EXERCISE TASK:
Among the records below, find each line that includes the string "arrow" and copy it.
━━ RECORDS TO USE
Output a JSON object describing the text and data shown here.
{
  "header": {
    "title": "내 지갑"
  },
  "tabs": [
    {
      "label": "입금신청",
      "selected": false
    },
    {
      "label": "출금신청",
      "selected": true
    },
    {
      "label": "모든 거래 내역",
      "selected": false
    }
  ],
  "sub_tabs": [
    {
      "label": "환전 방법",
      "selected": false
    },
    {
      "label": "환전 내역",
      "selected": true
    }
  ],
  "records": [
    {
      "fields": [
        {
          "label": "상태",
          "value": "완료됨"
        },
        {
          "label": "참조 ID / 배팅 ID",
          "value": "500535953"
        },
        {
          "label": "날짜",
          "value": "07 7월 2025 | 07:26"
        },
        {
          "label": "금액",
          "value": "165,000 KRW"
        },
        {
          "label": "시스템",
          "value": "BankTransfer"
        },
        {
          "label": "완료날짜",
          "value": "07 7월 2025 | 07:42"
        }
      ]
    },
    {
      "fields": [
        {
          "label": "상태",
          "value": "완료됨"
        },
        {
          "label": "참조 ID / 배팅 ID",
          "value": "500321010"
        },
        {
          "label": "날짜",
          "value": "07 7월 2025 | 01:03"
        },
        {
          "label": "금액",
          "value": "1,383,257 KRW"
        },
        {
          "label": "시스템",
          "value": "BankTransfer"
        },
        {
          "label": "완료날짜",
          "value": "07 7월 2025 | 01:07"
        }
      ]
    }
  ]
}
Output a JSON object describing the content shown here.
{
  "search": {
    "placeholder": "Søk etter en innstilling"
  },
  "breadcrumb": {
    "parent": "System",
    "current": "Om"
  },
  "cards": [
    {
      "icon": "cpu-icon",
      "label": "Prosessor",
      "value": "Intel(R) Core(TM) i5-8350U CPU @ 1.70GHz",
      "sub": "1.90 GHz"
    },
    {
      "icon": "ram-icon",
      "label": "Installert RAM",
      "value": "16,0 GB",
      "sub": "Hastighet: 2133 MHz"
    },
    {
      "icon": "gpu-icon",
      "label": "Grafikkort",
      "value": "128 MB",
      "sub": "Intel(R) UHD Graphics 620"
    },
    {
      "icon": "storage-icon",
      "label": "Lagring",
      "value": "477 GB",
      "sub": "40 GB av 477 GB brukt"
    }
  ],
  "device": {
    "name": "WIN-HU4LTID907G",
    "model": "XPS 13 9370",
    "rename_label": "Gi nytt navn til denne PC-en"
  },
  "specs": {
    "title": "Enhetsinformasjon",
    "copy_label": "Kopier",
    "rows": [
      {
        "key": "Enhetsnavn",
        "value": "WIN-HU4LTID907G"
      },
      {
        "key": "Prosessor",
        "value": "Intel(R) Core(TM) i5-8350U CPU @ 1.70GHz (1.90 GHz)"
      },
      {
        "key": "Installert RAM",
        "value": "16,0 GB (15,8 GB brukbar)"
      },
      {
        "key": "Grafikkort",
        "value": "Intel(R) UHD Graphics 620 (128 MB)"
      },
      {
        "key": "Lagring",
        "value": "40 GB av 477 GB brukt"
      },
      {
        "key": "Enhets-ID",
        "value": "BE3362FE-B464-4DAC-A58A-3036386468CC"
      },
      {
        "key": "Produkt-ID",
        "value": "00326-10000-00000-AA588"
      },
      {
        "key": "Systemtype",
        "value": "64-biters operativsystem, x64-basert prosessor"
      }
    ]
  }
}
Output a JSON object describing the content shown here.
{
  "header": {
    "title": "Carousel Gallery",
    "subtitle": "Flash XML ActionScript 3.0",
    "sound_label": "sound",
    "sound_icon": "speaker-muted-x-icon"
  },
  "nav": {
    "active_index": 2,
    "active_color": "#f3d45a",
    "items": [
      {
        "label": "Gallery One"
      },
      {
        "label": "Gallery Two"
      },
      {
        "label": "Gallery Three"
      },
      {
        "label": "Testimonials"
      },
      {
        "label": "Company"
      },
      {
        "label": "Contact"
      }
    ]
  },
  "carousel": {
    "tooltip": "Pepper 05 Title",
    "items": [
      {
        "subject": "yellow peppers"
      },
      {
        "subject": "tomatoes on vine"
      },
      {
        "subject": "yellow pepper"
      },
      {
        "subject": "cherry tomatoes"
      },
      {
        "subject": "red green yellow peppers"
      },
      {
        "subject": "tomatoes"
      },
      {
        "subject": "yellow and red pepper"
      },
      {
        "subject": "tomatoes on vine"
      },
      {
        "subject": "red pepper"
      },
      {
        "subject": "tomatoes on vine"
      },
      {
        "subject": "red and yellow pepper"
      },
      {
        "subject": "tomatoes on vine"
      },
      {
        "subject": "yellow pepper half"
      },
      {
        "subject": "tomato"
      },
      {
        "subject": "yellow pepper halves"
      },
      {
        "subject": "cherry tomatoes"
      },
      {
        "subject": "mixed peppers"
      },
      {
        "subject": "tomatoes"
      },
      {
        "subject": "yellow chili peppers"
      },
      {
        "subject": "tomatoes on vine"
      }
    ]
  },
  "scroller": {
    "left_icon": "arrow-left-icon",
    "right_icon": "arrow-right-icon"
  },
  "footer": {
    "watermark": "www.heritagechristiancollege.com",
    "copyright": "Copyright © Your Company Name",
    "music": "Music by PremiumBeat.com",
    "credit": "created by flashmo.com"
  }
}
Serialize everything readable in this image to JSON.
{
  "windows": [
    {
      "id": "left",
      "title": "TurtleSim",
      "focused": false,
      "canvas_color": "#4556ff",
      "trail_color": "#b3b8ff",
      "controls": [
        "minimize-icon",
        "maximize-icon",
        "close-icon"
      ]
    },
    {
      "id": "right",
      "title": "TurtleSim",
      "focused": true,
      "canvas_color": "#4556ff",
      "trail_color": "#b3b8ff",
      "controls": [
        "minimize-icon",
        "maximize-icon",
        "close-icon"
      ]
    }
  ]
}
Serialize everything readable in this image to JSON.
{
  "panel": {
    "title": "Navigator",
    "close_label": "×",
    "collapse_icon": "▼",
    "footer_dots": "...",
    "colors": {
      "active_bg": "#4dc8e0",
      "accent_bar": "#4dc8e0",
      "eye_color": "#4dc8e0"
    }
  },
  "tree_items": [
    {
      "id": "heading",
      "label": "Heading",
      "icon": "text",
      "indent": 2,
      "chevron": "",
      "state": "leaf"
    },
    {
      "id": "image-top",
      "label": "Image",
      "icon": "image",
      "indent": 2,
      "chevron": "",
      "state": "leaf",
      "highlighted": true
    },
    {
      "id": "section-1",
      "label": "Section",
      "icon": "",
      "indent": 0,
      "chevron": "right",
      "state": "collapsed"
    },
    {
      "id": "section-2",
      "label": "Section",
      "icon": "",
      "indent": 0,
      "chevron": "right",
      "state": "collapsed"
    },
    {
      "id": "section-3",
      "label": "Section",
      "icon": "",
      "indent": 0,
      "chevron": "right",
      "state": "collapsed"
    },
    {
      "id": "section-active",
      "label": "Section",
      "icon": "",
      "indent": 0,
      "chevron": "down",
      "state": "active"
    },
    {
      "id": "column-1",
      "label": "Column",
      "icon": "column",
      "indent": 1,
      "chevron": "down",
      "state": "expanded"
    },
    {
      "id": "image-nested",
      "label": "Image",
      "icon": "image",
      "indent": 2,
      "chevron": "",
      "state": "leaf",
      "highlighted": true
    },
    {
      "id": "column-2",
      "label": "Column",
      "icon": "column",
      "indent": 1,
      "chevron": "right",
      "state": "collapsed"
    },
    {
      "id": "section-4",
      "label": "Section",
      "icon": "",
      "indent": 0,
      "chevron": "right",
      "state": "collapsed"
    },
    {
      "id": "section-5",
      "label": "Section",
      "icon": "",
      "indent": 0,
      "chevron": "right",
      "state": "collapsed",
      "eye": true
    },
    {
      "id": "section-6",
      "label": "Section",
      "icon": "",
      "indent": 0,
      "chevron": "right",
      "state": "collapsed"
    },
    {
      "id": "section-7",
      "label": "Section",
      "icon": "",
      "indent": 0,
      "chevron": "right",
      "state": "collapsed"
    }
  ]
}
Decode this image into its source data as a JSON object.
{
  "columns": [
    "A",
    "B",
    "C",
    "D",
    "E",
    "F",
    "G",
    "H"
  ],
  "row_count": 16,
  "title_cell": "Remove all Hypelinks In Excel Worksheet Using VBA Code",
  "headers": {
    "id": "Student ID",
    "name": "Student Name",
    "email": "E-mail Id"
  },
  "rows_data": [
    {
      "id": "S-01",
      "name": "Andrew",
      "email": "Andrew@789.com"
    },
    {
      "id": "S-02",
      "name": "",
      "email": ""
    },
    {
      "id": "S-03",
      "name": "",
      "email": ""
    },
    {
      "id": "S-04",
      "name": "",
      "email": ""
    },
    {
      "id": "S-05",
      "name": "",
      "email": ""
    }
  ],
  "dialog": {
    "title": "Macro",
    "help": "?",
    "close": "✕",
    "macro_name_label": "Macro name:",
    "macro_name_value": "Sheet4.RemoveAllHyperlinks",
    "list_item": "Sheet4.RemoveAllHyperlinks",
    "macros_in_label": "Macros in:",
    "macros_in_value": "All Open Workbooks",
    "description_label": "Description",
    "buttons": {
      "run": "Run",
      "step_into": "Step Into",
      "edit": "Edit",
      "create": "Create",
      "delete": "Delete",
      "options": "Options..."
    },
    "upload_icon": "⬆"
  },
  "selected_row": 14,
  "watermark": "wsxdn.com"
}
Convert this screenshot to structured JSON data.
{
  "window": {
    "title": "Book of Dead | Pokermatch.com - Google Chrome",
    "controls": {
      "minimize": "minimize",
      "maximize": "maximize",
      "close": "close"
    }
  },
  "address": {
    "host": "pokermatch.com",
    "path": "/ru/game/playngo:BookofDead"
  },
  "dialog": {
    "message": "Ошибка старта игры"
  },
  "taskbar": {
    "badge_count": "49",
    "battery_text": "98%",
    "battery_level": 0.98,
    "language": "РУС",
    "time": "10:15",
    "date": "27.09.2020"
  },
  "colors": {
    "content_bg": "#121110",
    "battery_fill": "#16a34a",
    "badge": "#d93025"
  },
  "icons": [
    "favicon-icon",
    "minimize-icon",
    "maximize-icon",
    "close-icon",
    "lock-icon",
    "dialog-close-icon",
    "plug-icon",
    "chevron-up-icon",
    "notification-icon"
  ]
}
━━━━
RESULT OF THIS EXERCISE:
    "left_icon": "arrow-left-icon",
    "right_icon": "arrow-right-icon"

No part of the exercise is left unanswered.